**Task details**
Among the entries below, count the lines where the string "plies" occurs, and give only the number.

************

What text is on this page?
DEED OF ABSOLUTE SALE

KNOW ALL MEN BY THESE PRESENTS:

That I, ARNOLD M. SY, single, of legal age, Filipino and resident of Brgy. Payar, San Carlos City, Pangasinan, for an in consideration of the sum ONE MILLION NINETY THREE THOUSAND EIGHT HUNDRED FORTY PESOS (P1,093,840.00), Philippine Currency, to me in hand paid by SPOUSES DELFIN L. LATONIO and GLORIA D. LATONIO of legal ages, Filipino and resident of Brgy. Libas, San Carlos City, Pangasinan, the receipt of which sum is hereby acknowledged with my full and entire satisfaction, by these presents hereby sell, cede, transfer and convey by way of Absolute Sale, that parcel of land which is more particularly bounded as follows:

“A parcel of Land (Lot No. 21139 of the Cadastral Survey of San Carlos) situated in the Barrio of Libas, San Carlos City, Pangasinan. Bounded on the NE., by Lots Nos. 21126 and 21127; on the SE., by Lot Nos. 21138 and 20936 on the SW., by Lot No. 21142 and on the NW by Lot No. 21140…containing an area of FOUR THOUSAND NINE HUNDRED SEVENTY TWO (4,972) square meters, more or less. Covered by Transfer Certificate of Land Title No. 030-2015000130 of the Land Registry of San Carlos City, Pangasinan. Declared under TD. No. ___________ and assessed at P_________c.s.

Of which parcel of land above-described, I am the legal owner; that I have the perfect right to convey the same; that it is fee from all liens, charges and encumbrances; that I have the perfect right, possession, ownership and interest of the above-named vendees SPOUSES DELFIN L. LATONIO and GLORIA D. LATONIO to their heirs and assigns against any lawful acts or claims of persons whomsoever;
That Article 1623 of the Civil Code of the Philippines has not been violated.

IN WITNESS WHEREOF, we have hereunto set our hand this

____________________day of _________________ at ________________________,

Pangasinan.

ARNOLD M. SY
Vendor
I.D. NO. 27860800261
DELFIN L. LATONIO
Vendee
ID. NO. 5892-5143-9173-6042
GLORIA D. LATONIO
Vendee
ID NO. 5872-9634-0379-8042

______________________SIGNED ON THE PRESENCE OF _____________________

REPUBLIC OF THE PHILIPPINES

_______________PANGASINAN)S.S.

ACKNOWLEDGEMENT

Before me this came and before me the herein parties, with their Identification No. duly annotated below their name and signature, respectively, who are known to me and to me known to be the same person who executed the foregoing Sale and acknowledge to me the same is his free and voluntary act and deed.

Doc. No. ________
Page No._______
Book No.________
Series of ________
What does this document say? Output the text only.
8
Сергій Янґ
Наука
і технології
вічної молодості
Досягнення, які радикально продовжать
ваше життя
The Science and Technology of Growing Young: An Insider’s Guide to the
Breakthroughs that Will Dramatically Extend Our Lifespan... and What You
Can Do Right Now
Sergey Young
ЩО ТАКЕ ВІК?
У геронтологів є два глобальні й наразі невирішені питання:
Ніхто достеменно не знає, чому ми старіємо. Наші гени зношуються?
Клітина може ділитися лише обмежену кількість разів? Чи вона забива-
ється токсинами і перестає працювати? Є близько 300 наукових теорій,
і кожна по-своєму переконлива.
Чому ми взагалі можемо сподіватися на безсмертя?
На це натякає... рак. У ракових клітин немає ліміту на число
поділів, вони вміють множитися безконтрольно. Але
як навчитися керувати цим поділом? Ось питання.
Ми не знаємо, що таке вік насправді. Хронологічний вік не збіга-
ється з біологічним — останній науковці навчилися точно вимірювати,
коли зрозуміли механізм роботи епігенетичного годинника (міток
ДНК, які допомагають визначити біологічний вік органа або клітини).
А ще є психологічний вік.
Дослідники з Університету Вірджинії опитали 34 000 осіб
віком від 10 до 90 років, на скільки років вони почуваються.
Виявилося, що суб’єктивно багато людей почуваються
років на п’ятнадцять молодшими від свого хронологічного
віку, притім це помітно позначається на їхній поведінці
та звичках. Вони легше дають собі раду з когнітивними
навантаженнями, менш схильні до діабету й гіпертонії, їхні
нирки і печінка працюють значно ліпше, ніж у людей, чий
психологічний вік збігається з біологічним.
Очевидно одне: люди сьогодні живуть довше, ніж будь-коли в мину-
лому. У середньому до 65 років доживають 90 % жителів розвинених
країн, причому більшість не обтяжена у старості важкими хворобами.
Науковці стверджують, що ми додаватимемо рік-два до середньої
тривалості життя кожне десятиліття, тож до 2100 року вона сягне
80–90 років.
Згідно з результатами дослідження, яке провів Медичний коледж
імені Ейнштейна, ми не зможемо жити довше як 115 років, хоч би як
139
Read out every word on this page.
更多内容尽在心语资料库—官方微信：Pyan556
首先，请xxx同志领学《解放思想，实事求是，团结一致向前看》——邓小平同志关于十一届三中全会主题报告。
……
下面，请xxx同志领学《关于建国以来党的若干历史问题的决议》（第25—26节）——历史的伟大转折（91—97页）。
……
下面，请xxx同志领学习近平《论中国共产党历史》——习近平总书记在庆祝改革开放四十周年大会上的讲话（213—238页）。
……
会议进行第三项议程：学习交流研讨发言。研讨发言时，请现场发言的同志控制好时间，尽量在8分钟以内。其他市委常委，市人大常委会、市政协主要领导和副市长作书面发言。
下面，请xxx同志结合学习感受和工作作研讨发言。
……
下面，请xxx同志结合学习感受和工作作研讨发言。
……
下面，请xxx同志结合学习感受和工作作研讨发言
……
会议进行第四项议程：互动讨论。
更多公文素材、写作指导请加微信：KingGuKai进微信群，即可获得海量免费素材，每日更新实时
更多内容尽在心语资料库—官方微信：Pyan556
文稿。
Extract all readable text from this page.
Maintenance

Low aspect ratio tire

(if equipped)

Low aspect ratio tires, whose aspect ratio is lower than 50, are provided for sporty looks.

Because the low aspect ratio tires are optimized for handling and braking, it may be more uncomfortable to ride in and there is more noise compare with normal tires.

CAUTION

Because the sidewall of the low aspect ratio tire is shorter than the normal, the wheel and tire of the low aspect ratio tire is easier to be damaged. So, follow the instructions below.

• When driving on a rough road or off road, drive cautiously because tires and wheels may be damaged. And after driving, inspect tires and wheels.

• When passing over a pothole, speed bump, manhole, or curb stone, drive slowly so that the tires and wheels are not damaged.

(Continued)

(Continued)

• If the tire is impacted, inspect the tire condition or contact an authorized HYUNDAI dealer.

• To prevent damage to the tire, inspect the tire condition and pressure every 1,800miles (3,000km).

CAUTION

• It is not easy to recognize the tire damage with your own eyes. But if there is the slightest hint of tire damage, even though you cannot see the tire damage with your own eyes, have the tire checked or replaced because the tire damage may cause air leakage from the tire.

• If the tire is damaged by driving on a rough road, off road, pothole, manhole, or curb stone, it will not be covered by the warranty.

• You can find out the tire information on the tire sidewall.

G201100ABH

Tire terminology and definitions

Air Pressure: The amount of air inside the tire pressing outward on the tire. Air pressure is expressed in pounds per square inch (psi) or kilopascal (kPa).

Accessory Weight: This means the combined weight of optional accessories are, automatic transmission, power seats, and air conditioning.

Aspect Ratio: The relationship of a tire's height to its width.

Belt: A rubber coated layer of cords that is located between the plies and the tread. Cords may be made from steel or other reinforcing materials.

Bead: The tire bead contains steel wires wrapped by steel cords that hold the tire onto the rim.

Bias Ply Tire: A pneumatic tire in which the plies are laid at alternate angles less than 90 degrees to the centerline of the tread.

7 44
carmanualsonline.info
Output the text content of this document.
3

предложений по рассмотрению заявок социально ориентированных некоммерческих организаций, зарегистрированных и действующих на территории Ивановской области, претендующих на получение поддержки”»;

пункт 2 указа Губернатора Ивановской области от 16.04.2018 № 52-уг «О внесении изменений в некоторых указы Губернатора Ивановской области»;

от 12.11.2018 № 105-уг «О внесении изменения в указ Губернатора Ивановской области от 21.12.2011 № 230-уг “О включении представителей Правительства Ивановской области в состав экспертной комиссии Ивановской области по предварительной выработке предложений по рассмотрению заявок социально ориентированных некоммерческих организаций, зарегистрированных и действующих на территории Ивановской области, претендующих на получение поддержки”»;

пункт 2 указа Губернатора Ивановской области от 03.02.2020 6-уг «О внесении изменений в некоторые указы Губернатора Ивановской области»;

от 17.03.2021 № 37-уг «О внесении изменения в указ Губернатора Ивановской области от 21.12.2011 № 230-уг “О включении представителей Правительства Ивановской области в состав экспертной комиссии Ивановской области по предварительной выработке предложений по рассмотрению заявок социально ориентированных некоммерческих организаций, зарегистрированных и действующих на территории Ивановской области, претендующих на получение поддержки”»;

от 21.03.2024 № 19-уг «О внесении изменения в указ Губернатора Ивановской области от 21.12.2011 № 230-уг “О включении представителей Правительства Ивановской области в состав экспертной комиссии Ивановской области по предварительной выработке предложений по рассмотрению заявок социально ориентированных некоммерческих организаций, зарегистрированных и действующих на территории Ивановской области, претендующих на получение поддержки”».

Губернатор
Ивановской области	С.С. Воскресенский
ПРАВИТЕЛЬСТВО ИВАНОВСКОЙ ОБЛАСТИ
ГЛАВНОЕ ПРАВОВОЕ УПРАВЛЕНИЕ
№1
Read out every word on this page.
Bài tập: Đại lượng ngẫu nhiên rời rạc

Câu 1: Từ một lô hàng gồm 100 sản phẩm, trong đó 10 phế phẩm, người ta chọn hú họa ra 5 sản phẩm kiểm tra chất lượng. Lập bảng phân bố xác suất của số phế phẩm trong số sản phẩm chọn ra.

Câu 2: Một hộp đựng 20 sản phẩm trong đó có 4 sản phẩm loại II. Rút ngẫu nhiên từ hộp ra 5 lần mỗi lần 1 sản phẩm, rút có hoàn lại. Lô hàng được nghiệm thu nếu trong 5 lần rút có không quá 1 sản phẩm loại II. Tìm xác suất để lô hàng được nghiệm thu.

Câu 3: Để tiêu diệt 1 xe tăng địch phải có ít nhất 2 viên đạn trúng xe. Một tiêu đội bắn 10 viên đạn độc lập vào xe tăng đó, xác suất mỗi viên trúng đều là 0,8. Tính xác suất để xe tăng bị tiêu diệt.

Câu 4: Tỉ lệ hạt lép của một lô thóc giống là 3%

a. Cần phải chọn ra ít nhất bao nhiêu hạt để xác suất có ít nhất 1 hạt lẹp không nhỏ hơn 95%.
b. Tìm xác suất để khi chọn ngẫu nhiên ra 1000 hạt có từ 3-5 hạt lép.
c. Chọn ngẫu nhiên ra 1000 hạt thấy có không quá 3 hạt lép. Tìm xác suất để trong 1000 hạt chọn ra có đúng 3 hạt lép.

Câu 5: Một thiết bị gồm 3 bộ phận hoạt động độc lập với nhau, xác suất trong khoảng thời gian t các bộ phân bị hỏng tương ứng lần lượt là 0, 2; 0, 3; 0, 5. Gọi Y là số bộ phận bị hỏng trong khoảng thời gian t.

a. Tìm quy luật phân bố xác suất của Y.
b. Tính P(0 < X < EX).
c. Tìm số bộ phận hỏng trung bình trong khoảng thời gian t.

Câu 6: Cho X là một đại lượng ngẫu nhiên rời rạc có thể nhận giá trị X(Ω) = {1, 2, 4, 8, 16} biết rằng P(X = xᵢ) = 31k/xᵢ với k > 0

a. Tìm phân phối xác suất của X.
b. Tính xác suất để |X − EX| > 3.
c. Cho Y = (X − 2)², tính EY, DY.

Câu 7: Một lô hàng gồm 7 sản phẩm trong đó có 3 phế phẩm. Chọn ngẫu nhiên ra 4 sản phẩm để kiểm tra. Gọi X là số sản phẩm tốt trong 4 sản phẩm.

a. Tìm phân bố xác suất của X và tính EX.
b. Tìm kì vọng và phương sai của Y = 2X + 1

************

**Task solution**
2